■ WORK TO COMPLETE
What follows is a set of entries. Give them again exactly, without the pictures.

━━━━━━━━

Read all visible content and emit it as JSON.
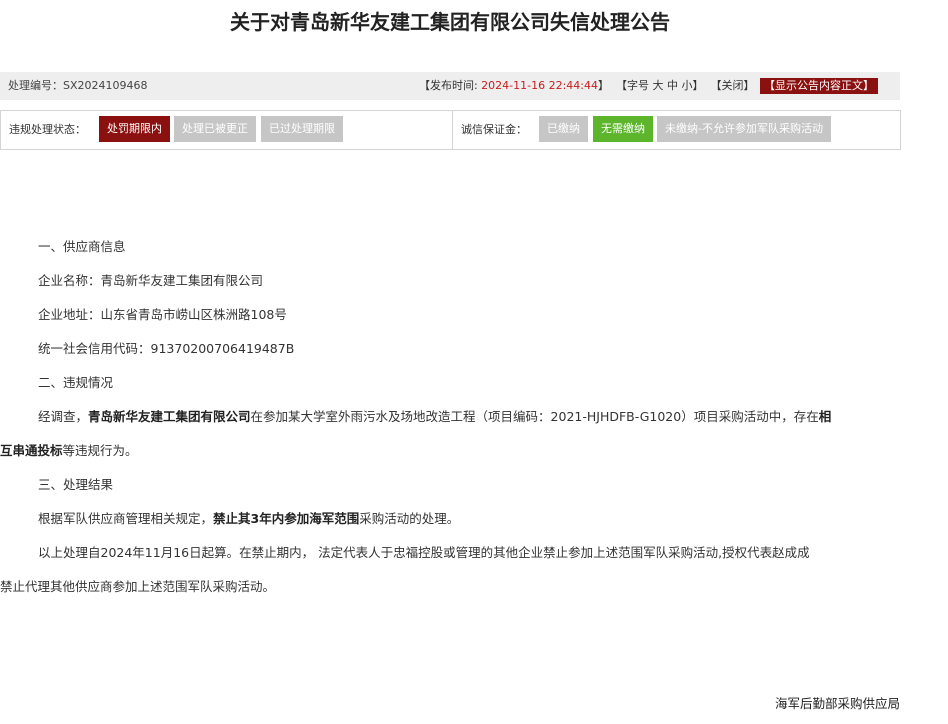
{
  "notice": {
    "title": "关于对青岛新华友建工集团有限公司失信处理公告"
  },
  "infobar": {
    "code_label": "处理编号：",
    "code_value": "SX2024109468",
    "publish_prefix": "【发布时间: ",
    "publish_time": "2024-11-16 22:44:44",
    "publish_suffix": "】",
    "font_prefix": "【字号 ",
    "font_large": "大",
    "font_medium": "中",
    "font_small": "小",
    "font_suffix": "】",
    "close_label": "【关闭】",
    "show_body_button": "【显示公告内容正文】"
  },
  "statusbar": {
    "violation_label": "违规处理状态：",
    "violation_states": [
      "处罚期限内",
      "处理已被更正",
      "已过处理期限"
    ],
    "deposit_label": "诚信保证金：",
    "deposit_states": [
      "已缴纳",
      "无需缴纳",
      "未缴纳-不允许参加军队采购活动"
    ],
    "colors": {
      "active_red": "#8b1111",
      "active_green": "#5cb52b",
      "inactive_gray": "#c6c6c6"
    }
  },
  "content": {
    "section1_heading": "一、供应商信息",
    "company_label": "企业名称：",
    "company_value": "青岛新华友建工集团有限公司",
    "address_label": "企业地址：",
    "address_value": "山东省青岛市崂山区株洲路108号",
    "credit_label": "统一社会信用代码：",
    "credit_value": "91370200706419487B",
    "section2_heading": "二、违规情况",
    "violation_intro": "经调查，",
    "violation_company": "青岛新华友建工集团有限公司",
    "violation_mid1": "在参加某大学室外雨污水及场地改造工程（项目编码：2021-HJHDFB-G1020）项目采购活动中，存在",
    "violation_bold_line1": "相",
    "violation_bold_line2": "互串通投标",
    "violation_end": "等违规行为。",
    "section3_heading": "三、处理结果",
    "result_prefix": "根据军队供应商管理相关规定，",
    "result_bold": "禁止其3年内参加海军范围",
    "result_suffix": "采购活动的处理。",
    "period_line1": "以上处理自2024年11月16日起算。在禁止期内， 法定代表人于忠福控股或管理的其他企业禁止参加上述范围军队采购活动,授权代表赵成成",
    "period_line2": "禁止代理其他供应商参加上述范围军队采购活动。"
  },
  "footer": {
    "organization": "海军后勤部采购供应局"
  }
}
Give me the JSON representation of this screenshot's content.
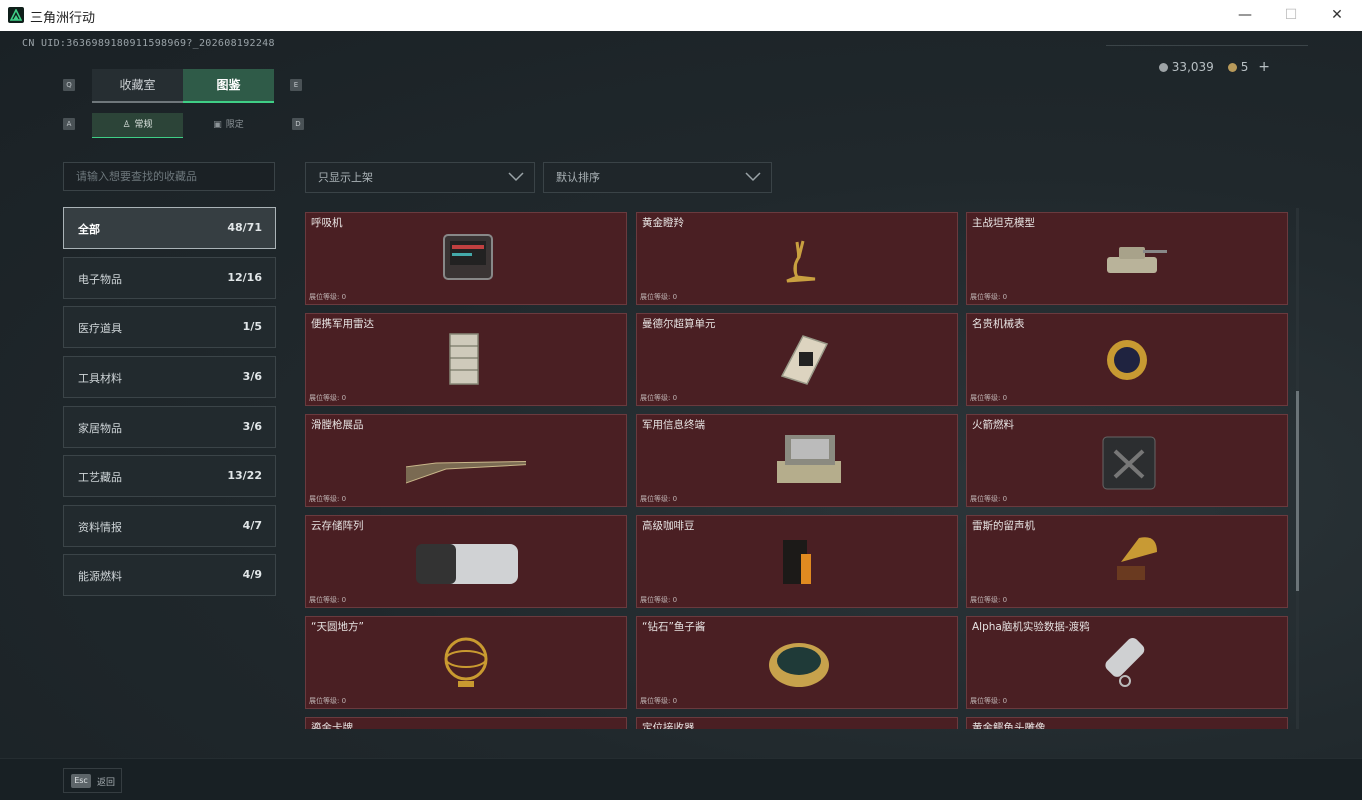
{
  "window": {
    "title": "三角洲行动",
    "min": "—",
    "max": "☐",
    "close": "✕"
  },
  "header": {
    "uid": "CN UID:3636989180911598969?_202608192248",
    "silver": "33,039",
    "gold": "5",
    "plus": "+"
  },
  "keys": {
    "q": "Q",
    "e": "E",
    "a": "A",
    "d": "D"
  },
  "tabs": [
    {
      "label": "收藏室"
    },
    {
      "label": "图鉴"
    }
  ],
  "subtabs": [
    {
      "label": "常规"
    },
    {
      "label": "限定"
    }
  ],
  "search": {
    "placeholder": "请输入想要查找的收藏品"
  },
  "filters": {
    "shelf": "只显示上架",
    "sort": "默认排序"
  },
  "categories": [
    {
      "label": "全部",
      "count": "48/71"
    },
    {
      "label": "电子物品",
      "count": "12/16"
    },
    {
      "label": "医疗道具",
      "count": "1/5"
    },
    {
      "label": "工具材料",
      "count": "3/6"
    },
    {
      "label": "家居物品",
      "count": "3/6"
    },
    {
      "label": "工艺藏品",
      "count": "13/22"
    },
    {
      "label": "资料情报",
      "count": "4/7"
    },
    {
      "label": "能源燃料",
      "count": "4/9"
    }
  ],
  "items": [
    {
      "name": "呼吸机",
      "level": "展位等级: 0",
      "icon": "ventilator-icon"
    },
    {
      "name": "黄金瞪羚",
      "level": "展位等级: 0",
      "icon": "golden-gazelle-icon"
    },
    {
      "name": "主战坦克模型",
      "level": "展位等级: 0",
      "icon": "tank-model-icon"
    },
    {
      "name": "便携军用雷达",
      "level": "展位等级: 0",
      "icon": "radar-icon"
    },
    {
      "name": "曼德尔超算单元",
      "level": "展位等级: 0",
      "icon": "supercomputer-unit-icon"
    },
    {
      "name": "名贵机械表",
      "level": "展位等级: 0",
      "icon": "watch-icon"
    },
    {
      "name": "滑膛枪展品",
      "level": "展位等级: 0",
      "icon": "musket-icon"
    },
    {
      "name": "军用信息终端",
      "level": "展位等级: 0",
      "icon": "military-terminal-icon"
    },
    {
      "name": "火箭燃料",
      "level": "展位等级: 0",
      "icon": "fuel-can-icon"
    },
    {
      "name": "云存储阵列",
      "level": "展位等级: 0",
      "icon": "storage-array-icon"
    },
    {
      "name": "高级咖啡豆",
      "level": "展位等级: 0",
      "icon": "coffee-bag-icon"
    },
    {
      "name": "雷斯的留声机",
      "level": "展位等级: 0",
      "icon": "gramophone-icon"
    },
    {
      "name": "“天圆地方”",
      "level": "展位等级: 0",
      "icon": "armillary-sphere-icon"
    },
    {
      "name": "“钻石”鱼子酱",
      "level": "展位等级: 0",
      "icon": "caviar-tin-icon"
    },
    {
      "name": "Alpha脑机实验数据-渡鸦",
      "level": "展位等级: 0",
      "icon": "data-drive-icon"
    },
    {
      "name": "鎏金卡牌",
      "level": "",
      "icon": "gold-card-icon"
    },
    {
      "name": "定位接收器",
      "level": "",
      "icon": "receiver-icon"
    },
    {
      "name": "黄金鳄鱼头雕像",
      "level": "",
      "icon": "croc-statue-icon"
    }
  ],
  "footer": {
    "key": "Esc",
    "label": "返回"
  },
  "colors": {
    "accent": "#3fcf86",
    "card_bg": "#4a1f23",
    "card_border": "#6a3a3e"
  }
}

━━━━━━━━

■ ANSWER TO THE EXERCISE
Read all visible content and emit it as JSON.
{
  "notice": {
    "title": "关于对青岛新华友建工集团有限公司失信处理公告"
  },
  "infobar": {
    "code_label": "处理编号：",
    "code_value": "SX2024109468",
    "publish_prefix": "【发布时间: ",
    "publish_time": "2024-11-16 22:44:44",
    "publish_suffix": "】",
    "font_prefix": "【字号 ",
    "font_large": "大",
    "font_medium": "中",
    "font_small": "小",
    "font_suffix": "】",
    "close_label": "【关闭】",
    "show_body_button": "【显示公告内容正文】"
  },
  "statusbar": {
    "violation_label": "违规处理状态：",
    "violation_states": [
      "处罚期限内",
      "处理已被更正",
      "已过处理期限"
    ],
    "deposit_label": "诚信保证金：",
    "deposit_states": [
      "已缴纳",
      "无需缴纳",
      "未缴纳-不允许参加军队采购活动"
    ],
    "colors": {
      "active_red": "#8b1111",
      "active_green": "#5cb52b",
      "inactive_gray": "#c6c6c6"
    }
  },
  "content": {
    "section1_heading": "一、供应商信息",
    "company_label": "企业名称：",
    "company_value": "青岛新华友建工集团有限公司",
    "address_label": "企业地址：",
    "address_value": "山东省青岛市崂山区株洲路108号",
    "credit_label": "统一社会信用代码：",
    "credit_value": "91370200706419487B",
    "section2_heading": "二、违规情况",
    "violation_intro": "经调查，",
    "violation_company": "青岛新华友建工集团有限公司",
    "violation_mid1": "在参加某大学室外雨污水及场地改造工程（项目编码：2021-HJHDFB-G1020）项目采购活动中，存在",
    "violation_bold_line1": "相",
    "violation_bold_line2": "互串通投标",
    "violation_end": "等违规行为。",
    "section3_heading": "三、处理结果",
    "result_prefix": "根据军队供应商管理相关规定，",
    "result_bold": "禁止其3年内参加海军范围",
    "result_suffix": "采购活动的处理。",
    "period_line1": "以上处理自2024年11月16日起算。在禁止期内， 法定代表人于忠福控股或管理的其他企业禁止参加上述范围军队采购活动,授权代表赵成成",
    "period_line2": "禁止代理其他供应商参加上述范围军队采购活动。"
  },
  "footer": {
    "organization": "海军后勤部采购供应局"
  }
}
Give me the JSON representation of this screenshot's content.
{
  "window": {
    "title": "三角洲行动",
    "min": "—",
    "max": "☐",
    "close": "✕"
  },
  "header": {
    "uid": "CN UID:3636989180911598969?_202608192248",
    "silver": "33,039",
    "gold": "5",
    "plus": "+"
  },
  "keys": {
    "q": "Q",
    "e": "E",
    "a": "A",
    "d": "D"
  },
  "tabs": [
    {
      "label": "收藏室"
    },
    {
      "label": "图鉴"
    }
  ],
  "subtabs": [
    {
      "label": "常规"
    },
    {
      "label": "限定"
    }
  ],
  "search": {
    "placeholder": "请输入想要查找的收藏品"
  },
  "filters": {
    "shelf": "只显示上架",
    "sort": "默认排序"
  },
  "categories": [
    {
      "label": "全部",
      "count": "48/71"
    },
    {
      "label": "电子物品",
      "count": "12/16"
    },
    {
      "label": "医疗道具",
      "count": "1/5"
    },
    {
      "label": "工具材料",
      "count": "3/6"
    },
    {
      "label": "家居物品",
      "count": "3/6"
    },
    {
      "label": "工艺藏品",
      "count": "13/22"
    },
    {
      "label": "资料情报",
      "count": "4/7"
    },
    {
      "label": "能源燃料",
      "count": "4/9"
    }
  ],
  "items": [
    {
      "name": "呼吸机",
      "level": "展位等级: 0",
      "icon": "ventilator-icon"
    },
    {
      "name": "黄金瞪羚",
      "level": "展位等级: 0",
      "icon": "golden-gazelle-icon"
    },
    {
      "name": "主战坦克模型",
      "level": "展位等级: 0",
      "icon": "tank-model-icon"
    },
    {
      "name": "便携军用雷达",
      "level": "展位等级: 0",
      "icon": "radar-icon"
    },
    {
      "name": "曼德尔超算单元",
      "level": "展位等级: 0",
      "icon": "supercomputer-unit-icon"
    },
    {
      "name": "名贵机械表",
      "level": "展位等级: 0",
      "icon": "watch-icon"
    },
    {
      "name": "滑膛枪展品",
      "level": "展位等级: 0",
      "icon": "musket-icon"
    },
    {
      "name": "军用信息终端",
      "level": "展位等级: 0",
      "icon": "military-terminal-icon"
    },
    {
      "name": "火箭燃料",
      "level": "展位等级: 0",
      "icon": "fuel-can-icon"
    },
    {
      "name": "云存储阵列",
      "level": "展位等级: 0",
      "icon": "storage-array-icon"
    },
    {
      "name": "高级咖啡豆",
      "level": "展位等级: 0",
      "icon": "coffee-bag-icon"
    },
    {
      "name": "雷斯的留声机",
      "level": "展位等级: 0",
      "icon": "gramophone-icon"
    },
    {
      "name": "“天圆地方”",
      "level": "展位等级: 0",
      "icon": "armillary-sphere-icon"
    },
    {
      "name": "“钻石”鱼子酱",
      "level": "展位等级: 0",
      "icon": "caviar-tin-icon"
    },
    {
      "name": "Alpha脑机实验数据-渡鸦",
      "level": "展位等级: 0",
      "icon": "data-drive-icon"
    },
    {
      "name": "鎏金卡牌",
      "level": "",
      "icon": "gold-card-icon"
    },
    {
      "name": "定位接收器",
      "level": "",
      "icon": "receiver-icon"
    },
    {
      "name": "黄金鳄鱼头雕像",
      "level": "",
      "icon": "croc-statue-icon"
    }
  ],
  "footer": {
    "key": "Esc",
    "label": "返回"
  },
  "colors": {
    "accent": "#3fcf86",
    "card_bg": "#4a1f23",
    "card_border": "#6a3a3e"
  }
}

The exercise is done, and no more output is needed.